--- START Dataset extract ---
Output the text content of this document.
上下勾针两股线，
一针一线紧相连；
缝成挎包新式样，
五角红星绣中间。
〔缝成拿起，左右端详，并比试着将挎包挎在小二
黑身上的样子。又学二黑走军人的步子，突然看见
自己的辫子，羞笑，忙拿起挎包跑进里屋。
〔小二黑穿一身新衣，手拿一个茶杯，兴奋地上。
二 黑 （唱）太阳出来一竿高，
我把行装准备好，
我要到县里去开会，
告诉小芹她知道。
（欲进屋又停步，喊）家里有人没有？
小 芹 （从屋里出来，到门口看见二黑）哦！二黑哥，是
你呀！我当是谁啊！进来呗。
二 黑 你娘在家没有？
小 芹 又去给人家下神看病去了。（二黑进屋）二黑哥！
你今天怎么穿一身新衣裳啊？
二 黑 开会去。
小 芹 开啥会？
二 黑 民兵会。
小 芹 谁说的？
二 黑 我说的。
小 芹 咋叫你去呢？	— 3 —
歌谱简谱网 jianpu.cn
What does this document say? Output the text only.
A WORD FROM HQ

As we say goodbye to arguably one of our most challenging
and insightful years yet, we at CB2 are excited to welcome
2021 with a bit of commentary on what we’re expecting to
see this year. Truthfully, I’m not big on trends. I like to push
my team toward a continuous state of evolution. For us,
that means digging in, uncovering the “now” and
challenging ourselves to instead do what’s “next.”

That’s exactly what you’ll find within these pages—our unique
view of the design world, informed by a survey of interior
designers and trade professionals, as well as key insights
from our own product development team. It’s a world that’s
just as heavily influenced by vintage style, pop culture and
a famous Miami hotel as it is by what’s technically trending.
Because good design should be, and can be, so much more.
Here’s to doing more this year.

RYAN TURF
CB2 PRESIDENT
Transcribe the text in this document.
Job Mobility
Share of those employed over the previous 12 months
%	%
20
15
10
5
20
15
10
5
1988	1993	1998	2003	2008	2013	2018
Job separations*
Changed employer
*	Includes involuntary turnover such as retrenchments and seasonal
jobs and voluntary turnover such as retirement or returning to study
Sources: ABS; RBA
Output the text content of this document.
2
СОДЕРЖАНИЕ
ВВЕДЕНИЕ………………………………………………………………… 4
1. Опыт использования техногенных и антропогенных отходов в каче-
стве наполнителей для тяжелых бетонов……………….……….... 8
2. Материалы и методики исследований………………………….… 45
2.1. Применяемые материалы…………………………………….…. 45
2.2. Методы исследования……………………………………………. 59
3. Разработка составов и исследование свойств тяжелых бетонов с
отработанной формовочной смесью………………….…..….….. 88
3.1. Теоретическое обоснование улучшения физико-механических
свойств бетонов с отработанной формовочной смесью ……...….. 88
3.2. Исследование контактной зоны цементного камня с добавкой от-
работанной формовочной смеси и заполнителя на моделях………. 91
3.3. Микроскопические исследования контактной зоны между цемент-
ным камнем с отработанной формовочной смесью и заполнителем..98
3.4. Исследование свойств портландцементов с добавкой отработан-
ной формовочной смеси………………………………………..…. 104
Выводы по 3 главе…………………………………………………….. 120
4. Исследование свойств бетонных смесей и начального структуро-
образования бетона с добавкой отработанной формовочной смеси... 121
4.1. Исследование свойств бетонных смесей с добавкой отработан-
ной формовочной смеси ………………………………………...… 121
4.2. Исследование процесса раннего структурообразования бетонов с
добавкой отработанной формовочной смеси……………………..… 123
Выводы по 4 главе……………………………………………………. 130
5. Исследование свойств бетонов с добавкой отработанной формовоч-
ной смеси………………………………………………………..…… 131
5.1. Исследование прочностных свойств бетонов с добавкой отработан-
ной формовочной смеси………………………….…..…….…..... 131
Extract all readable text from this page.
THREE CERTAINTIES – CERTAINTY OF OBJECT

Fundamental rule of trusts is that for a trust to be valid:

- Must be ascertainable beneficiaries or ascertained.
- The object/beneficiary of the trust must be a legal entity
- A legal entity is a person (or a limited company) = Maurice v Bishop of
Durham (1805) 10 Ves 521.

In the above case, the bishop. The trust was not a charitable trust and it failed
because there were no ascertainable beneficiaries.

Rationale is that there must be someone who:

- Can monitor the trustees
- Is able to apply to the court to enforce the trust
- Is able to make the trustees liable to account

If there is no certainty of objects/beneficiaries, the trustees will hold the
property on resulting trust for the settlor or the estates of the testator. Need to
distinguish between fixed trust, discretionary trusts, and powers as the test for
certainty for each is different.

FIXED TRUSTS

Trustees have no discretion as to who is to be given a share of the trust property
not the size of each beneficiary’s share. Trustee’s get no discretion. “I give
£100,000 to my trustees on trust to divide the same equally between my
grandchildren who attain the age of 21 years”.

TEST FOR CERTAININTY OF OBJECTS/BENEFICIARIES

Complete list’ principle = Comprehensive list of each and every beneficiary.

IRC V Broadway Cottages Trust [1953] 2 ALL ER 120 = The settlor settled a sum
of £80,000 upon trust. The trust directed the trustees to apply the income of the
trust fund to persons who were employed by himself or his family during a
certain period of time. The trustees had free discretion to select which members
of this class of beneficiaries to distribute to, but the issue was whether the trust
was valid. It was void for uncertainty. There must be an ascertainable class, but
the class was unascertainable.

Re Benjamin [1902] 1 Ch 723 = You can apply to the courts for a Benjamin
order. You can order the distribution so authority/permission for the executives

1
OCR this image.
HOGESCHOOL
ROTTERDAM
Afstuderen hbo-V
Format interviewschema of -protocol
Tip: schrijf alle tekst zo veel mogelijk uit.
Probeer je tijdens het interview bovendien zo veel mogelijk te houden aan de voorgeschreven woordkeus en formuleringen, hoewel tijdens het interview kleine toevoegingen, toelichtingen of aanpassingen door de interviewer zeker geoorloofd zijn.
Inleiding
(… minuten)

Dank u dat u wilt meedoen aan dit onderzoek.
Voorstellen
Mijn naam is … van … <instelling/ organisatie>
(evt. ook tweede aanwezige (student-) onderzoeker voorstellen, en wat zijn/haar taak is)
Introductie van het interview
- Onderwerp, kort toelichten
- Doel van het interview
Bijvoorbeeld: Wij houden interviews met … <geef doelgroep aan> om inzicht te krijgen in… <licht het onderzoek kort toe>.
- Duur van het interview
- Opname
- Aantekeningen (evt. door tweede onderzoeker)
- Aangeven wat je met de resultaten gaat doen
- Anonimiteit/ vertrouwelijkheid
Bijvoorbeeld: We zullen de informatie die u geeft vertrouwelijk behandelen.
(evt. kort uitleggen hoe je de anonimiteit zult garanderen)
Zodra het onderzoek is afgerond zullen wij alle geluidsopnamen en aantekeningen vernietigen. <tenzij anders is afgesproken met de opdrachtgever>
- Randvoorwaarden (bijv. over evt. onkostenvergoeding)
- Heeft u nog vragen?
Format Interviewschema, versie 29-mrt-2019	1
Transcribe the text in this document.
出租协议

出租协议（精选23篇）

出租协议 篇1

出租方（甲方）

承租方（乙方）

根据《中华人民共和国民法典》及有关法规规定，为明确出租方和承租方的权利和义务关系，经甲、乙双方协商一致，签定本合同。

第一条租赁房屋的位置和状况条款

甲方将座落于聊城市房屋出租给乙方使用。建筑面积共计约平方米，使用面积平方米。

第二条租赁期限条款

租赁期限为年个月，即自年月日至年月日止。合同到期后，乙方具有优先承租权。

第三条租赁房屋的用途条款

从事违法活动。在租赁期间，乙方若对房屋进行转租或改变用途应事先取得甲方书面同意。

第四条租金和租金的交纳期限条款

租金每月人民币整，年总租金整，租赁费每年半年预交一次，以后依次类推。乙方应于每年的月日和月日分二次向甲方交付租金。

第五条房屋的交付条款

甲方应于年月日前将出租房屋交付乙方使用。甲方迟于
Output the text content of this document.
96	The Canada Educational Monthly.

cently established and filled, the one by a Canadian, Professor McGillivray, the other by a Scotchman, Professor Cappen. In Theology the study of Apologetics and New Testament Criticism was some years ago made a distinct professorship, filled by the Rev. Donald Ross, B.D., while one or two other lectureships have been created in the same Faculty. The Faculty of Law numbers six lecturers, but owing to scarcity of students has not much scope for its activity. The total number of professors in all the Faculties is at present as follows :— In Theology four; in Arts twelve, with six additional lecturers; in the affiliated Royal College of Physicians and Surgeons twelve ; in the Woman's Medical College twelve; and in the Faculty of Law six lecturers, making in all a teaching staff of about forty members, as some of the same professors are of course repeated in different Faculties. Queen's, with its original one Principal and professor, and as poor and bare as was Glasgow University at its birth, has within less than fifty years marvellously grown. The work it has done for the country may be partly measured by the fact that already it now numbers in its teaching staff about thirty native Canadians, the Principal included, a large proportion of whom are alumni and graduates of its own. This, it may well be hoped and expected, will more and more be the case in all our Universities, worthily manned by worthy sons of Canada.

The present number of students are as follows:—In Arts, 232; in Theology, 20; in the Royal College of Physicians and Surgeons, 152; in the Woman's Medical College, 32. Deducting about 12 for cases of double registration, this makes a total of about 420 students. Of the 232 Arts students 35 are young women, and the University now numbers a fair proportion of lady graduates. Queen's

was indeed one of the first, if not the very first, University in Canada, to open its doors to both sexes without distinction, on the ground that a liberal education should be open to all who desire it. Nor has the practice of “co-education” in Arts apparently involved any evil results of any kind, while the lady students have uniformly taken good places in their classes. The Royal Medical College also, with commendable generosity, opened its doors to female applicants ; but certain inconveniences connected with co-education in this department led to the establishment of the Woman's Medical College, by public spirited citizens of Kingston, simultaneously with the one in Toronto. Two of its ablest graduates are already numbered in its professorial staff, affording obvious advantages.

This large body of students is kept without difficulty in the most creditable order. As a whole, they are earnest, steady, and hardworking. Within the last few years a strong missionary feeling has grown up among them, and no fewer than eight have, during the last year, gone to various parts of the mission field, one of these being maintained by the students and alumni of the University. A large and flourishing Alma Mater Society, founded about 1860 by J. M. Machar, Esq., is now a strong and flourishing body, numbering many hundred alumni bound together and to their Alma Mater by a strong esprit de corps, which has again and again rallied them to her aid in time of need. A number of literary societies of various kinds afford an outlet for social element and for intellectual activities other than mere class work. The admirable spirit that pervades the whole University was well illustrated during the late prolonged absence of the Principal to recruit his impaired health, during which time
--- END Dataset extract ---
- [What to produce] In the entries above, find each line with the word "property" and show it.

- [Response to this task]
property on resulting trust for the settlor or the estates of the testator. Need to
Trustees have no discretion as to who is to be given a share of the trust property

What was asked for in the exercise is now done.